-- start PROVIDED INFORMATION --

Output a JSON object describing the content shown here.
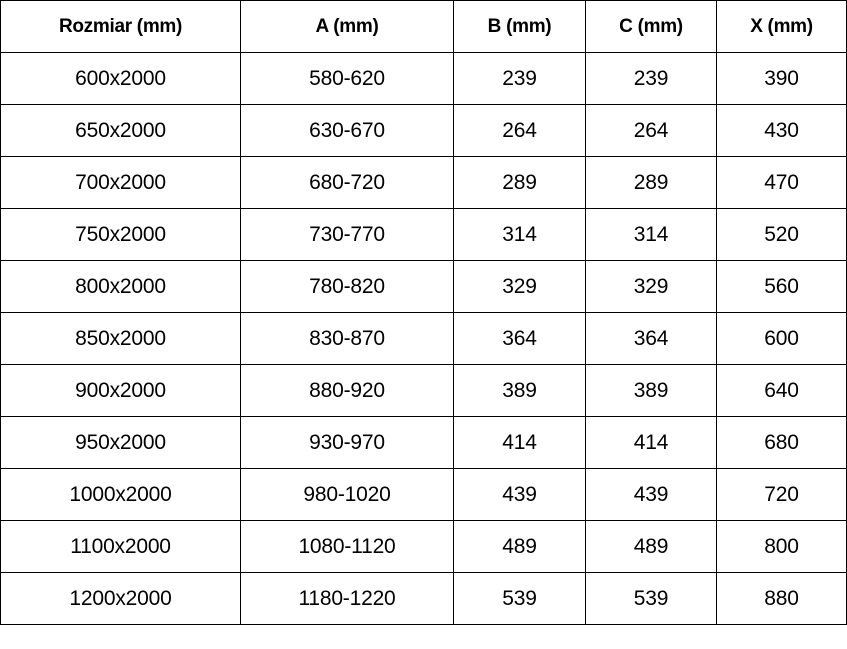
{
  "table": {
    "headers": [
      "Rozmiar (mm)",
      "A (mm)",
      "B (mm)",
      "C (mm)",
      "X (mm)"
    ],
    "rows": [
      [
        "600x2000",
        "580-620",
        "239",
        "239",
        "390"
      ],
      [
        "650x2000",
        "630-670",
        "264",
        "264",
        "430"
      ],
      [
        "700x2000",
        "680-720",
        "289",
        "289",
        "470"
      ],
      [
        "750x2000",
        "730-770",
        "314",
        "314",
        "520"
      ],
      [
        "800x2000",
        "780-820",
        "329",
        "329",
        "560"
      ],
      [
        "850x2000",
        "830-870",
        "364",
        "364",
        "600"
      ],
      [
        "900x2000",
        "880-920",
        "389",
        "389",
        "640"
      ],
      [
        "950x2000",
        "930-970",
        "414",
        "414",
        "680"
      ],
      [
        "1000x2000",
        "980-1020",
        "439",
        "439",
        "720"
      ],
      [
        "1100x2000",
        "1080-1120",
        "489",
        "489",
        "800"
      ],
      [
        "1200x2000",
        "1180-1220",
        "539",
        "539",
        "880"
      ]
    ]
  }
}
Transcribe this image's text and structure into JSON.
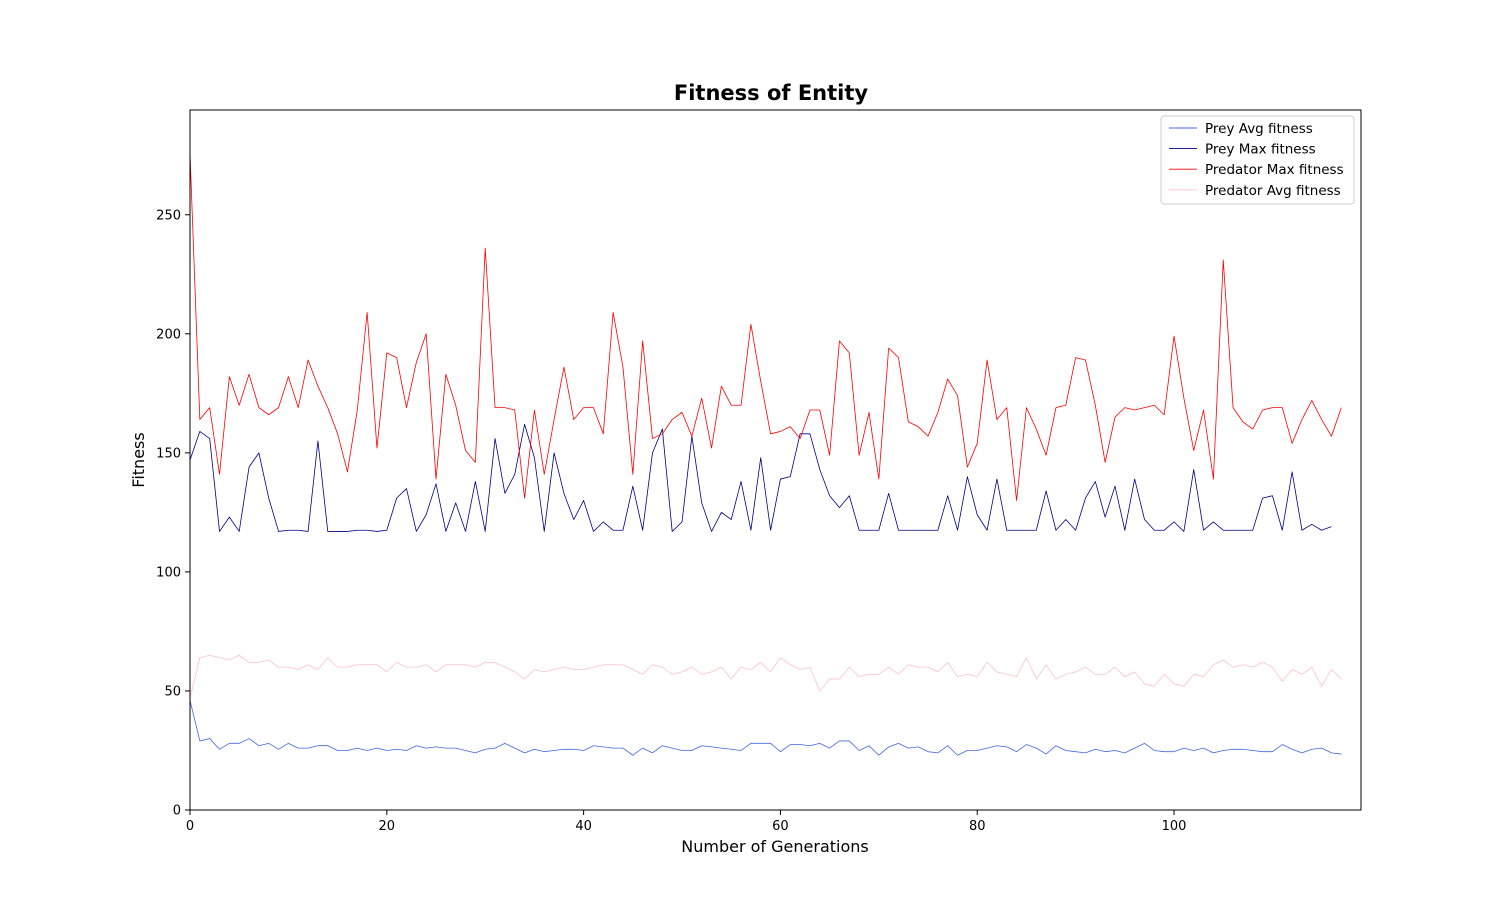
{
  "chart_data": {
    "type": "line",
    "title": "Fitness of Entity",
    "xlabel": "Number of Generations",
    "ylabel": "Fitness",
    "xlim": [
      0,
      119
    ],
    "ylim": [
      0,
      294
    ],
    "xticks": [
      0,
      20,
      40,
      60,
      80,
      100
    ],
    "yticks": [
      0,
      50,
      100,
      150,
      200,
      250
    ],
    "grid": false,
    "legend_position": "top-right",
    "series": [
      {
        "name": "Prey Avg fitness",
        "color": "#4169e1",
        "values": [
          46,
          29,
          30,
          25.5,
          28,
          28,
          30,
          27,
          28,
          25.5,
          28,
          26,
          26,
          27,
          27,
          25,
          25,
          26,
          25,
          26,
          25,
          25.5,
          25,
          27,
          26,
          26.5,
          26,
          26,
          25,
          24,
          25.5,
          26,
          28,
          26,
          24,
          25.5,
          24.5,
          25,
          25.5,
          25.5,
          25,
          27,
          26.5,
          26,
          26,
          23,
          26,
          24,
          27,
          26,
          25,
          25,
          27,
          26.5,
          26,
          25.5,
          25,
          28,
          28,
          28,
          24.5,
          27.5,
          27.5,
          27,
          28,
          26,
          29,
          29,
          25,
          27,
          23,
          26.5,
          28,
          26,
          26.5,
          24.5,
          24,
          27,
          23,
          25,
          25,
          26,
          27,
          26.5,
          24.5,
          27.5,
          26,
          23.5,
          27,
          25,
          24.5,
          24,
          25.5,
          24.5,
          25,
          24,
          26,
          28,
          25,
          24.5,
          24.5,
          26,
          25,
          26,
          24,
          25,
          25.5,
          25.5,
          25,
          24.5,
          24.5,
          27.5,
          25.5,
          24,
          25.5,
          26,
          24,
          23.5
        ]
      },
      {
        "name": "Prey Max fitness",
        "color": "#00008b",
        "values": [
          147,
          159,
          156,
          117,
          123,
          117,
          144,
          150,
          131,
          117,
          117.5,
          117.5,
          117,
          155,
          117,
          117,
          117,
          117.5,
          117.5,
          117,
          117.5,
          131,
          135,
          117,
          124,
          137,
          117,
          129,
          117,
          138,
          117,
          156,
          133,
          141,
          162,
          148,
          117,
          150,
          133,
          122,
          130,
          117,
          121,
          117.5,
          117.5,
          136,
          117.5,
          150,
          160,
          117,
          121,
          157,
          129,
          117,
          125,
          122,
          138,
          117.5,
          148,
          117.5,
          139,
          140,
          158,
          158,
          143,
          132,
          127,
          132,
          117.5,
          117.5,
          117.5,
          133,
          117.5,
          117.5,
          117.5,
          117.5,
          117.5,
          132,
          117.5,
          140,
          124,
          117.5,
          139,
          117.5,
          117.5,
          117.5,
          117.5,
          134,
          117.5,
          122,
          117.5,
          131,
          138,
          123,
          136,
          117.5,
          139,
          122,
          117.5,
          117.5,
          121,
          117,
          143,
          117.5,
          121,
          117.5,
          117.5,
          117.5,
          117.5,
          131,
          132,
          117.5,
          142,
          117.5,
          120,
          117.5,
          119
        ]
      },
      {
        "name": "Predator Max fitness",
        "color": "#ff0000",
        "values": [
          276,
          164,
          169,
          141,
          182,
          170,
          183,
          169,
          166,
          169,
          182,
          169,
          189,
          178,
          169,
          158,
          142,
          168,
          209,
          152,
          192,
          190,
          169,
          188,
          200,
          139,
          183,
          170,
          151,
          146,
          236,
          169,
          169,
          168,
          131,
          168,
          141,
          164,
          186,
          164,
          169,
          169,
          158,
          209,
          186,
          141,
          197,
          156,
          158,
          164,
          167,
          157,
          173,
          152,
          178,
          170,
          170,
          204,
          180,
          158,
          159,
          161,
          156,
          168,
          168,
          149,
          197,
          192,
          149,
          167,
          139,
          194,
          190,
          163,
          161,
          157,
          167,
          181,
          174,
          144,
          154,
          189,
          164,
          169,
          130,
          169,
          160,
          149,
          169,
          170,
          190,
          189,
          170,
          146,
          165,
          169,
          168,
          169,
          170,
          166,
          199,
          173,
          151,
          168,
          139,
          231,
          169,
          163,
          160,
          168,
          169,
          169,
          154,
          164,
          172,
          164,
          157,
          169
        ]
      },
      {
        "name": "Predator Avg fitness",
        "color": "#ffc0cb",
        "values": [
          47,
          64,
          65,
          64,
          63,
          65,
          62,
          62,
          63,
          60,
          60,
          59,
          61,
          59,
          64,
          60,
          60,
          61,
          61,
          61,
          58,
          62,
          60,
          60,
          61,
          58,
          61,
          61,
          61,
          60,
          62,
          62,
          60,
          58,
          55,
          59,
          58,
          59,
          60,
          59,
          59,
          60,
          61,
          61,
          61,
          59,
          57,
          61,
          60,
          57,
          58,
          60,
          57,
          58,
          60,
          55,
          60,
          59,
          62,
          58,
          64,
          61,
          59,
          60,
          50,
          55,
          55,
          60,
          56,
          57,
          57,
          60,
          57,
          61,
          60,
          60,
          58,
          62,
          56,
          57,
          56,
          62,
          58,
          57,
          56,
          64,
          55,
          61,
          55,
          57,
          58,
          60,
          57,
          57,
          60,
          56,
          58,
          53,
          52,
          57,
          53,
          52,
          57,
          56,
          61,
          63,
          60,
          61,
          60,
          62,
          60,
          54,
          59,
          57,
          60,
          52,
          59,
          55
        ]
      }
    ]
  }
}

-- end PROVIDED INFORMATION --

EXERCISE:
Restate the whole listing above exactly, please, omitting every image.

EXERCISE RESULT:
Output a JSON object describing the content shown here.
{
  "table": {
    "headers": [
      "Rozmiar (mm)",
      "A (mm)",
      "B (mm)",
      "C (mm)",
      "X (mm)"
    ],
    "rows": [
      [
        "600x2000",
        "580-620",
        "239",
        "239",
        "390"
      ],
      [
        "650x2000",
        "630-670",
        "264",
        "264",
        "430"
      ],
      [
        "700x2000",
        "680-720",
        "289",
        "289",
        "470"
      ],
      [
        "750x2000",
        "730-770",
        "314",
        "314",
        "520"
      ],
      [
        "800x2000",
        "780-820",
        "329",
        "329",
        "560"
      ],
      [
        "850x2000",
        "830-870",
        "364",
        "364",
        "600"
      ],
      [
        "900x2000",
        "880-920",
        "389",
        "389",
        "640"
      ],
      [
        "950x2000",
        "930-970",
        "414",
        "414",
        "680"
      ],
      [
        "1000x2000",
        "980-1020",
        "439",
        "439",
        "720"
      ],
      [
        "1100x2000",
        "1080-1120",
        "489",
        "489",
        "800"
      ],
      [
        "1200x2000",
        "1180-1220",
        "539",
        "539",
        "880"
      ]
    ]
  }
}
Transcribe this image's text and structure into JSON.
{
  "chart_data": {
    "type": "line",
    "title": "Fitness of Entity",
    "xlabel": "Number of Generations",
    "ylabel": "Fitness",
    "xlim": [
      0,
      119
    ],
    "ylim": [
      0,
      294
    ],
    "xticks": [
      0,
      20,
      40,
      60,
      80,
      100
    ],
    "yticks": [
      0,
      50,
      100,
      150,
      200,
      250
    ],
    "grid": false,
    "legend_position": "top-right",
    "series": [
      {
        "name": "Prey Avg fitness",
        "color": "#4169e1",
        "values": [
          46,
          29,
          30,
          25.5,
          28,
          28,
          30,
          27,
          28,
          25.5,
          28,
          26,
          26,
          27,
          27,
          25,
          25,
          26,
          25,
          26,
          25,
          25.5,
          25,
          27,
          26,
          26.5,
          26,
          26,
          25,
          24,
          25.5,
          26,
          28,
          26,
          24,
          25.5,
          24.5,
          25,
          25.5,
          25.5,
          25,
          27,
          26.5,
          26,
          26,
          23,
          26,
          24,
          27,
          26,
          25,
          25,
          27,
          26.5,
          26,
          25.5,
          25,
          28,
          28,
          28,
          24.5,
          27.5,
          27.5,
          27,
          28,
          26,
          29,
          29,
          25,
          27,
          23,
          26.5,
          28,
          26,
          26.5,
          24.5,
          24,
          27,
          23,
          25,
          25,
          26,
          27,
          26.5,
          24.5,
          27.5,
          26,
          23.5,
          27,
          25,
          24.5,
          24,
          25.5,
          24.5,
          25,
          24,
          26,
          28,
          25,
          24.5,
          24.5,
          26,
          25,
          26,
          24,
          25,
          25.5,
          25.5,
          25,
          24.5,
          24.5,
          27.5,
          25.5,
          24,
          25.5,
          26,
          24,
          23.5
        ]
      },
      {
        "name": "Prey Max fitness",
        "color": "#00008b",
        "values": [
          147,
          159,
          156,
          117,
          123,
          117,
          144,
          150,
          131,
          117,
          117.5,
          117.5,
          117,
          155,
          117,
          117,
          117,
          117.5,
          117.5,
          117,
          117.5,
          131,
          135,
          117,
          124,
          137,
          117,
          129,
          117,
          138,
          117,
          156,
          133,
          141,
          162,
          148,
          117,
          150,
          133,
          122,
          130,
          117,
          121,
          117.5,
          117.5,
          136,
          117.5,
          150,
          160,
          117,
          121,
          157,
          129,
          117,
          125,
          122,
          138,
          117.5,
          148,
          117.5,
          139,
          140,
          158,
          158,
          143,
          132,
          127,
          132,
          117.5,
          117.5,
          117.5,
          133,
          117.5,
          117.5,
          117.5,
          117.5,
          117.5,
          132,
          117.5,
          140,
          124,
          117.5,
          139,
          117.5,
          117.5,
          117.5,
          117.5,
          134,
          117.5,
          122,
          117.5,
          131,
          138,
          123,
          136,
          117.5,
          139,
          122,
          117.5,
          117.5,
          121,
          117,
          143,
          117.5,
          121,
          117.5,
          117.5,
          117.5,
          117.5,
          131,
          132,
          117.5,
          142,
          117.5,
          120,
          117.5,
          119
        ]
      },
      {
        "name": "Predator Max fitness",
        "color": "#ff0000",
        "values": [
          276,
          164,
          169,
          141,
          182,
          170,
          183,
          169,
          166,
          169,
          182,
          169,
          189,
          178,
          169,
          158,
          142,
          168,
          209,
          152,
          192,
          190,
          169,
          188,
          200,
          139,
          183,
          170,
          151,
          146,
          236,
          169,
          169,
          168,
          131,
          168,
          141,
          164,
          186,
          164,
          169,
          169,
          158,
          209,
          186,
          141,
          197,
          156,
          158,
          164,
          167,
          157,
          173,
          152,
          178,
          170,
          170,
          204,
          180,
          158,
          159,
          161,
          156,
          168,
          168,
          149,
          197,
          192,
          149,
          167,
          139,
          194,
          190,
          163,
          161,
          157,
          167,
          181,
          174,
          144,
          154,
          189,
          164,
          169,
          130,
          169,
          160,
          149,
          169,
          170,
          190,
          189,
          170,
          146,
          165,
          169,
          168,
          169,
          170,
          166,
          199,
          173,
          151,
          168,
          139,
          231,
          169,
          163,
          160,
          168,
          169,
          169,
          154,
          164,
          172,
          164,
          157,
          169
        ]
      },
      {
        "name": "Predator Avg fitness",
        "color": "#ffc0cb",
        "values": [
          47,
          64,
          65,
          64,
          63,
          65,
          62,
          62,
          63,
          60,
          60,
          59,
          61,
          59,
          64,
          60,
          60,
          61,
          61,
          61,
          58,
          62,
          60,
          60,
          61,
          58,
          61,
          61,
          61,
          60,
          62,
          62,
          60,
          58,
          55,
          59,
          58,
          59,
          60,
          59,
          59,
          60,
          61,
          61,
          61,
          59,
          57,
          61,
          60,
          57,
          58,
          60,
          57,
          58,
          60,
          55,
          60,
          59,
          62,
          58,
          64,
          61,
          59,
          60,
          50,
          55,
          55,
          60,
          56,
          57,
          57,
          60,
          57,
          61,
          60,
          60,
          58,
          62,
          56,
          57,
          56,
          62,
          58,
          57,
          56,
          64,
          55,
          61,
          55,
          57,
          58,
          60,
          57,
          57,
          60,
          56,
          58,
          53,
          52,
          57,
          53,
          52,
          57,
          56,
          61,
          63,
          60,
          61,
          60,
          62,
          60,
          54,
          59,
          57,
          60,
          52,
          59,
          55
        ]
      }
    ]
  }
}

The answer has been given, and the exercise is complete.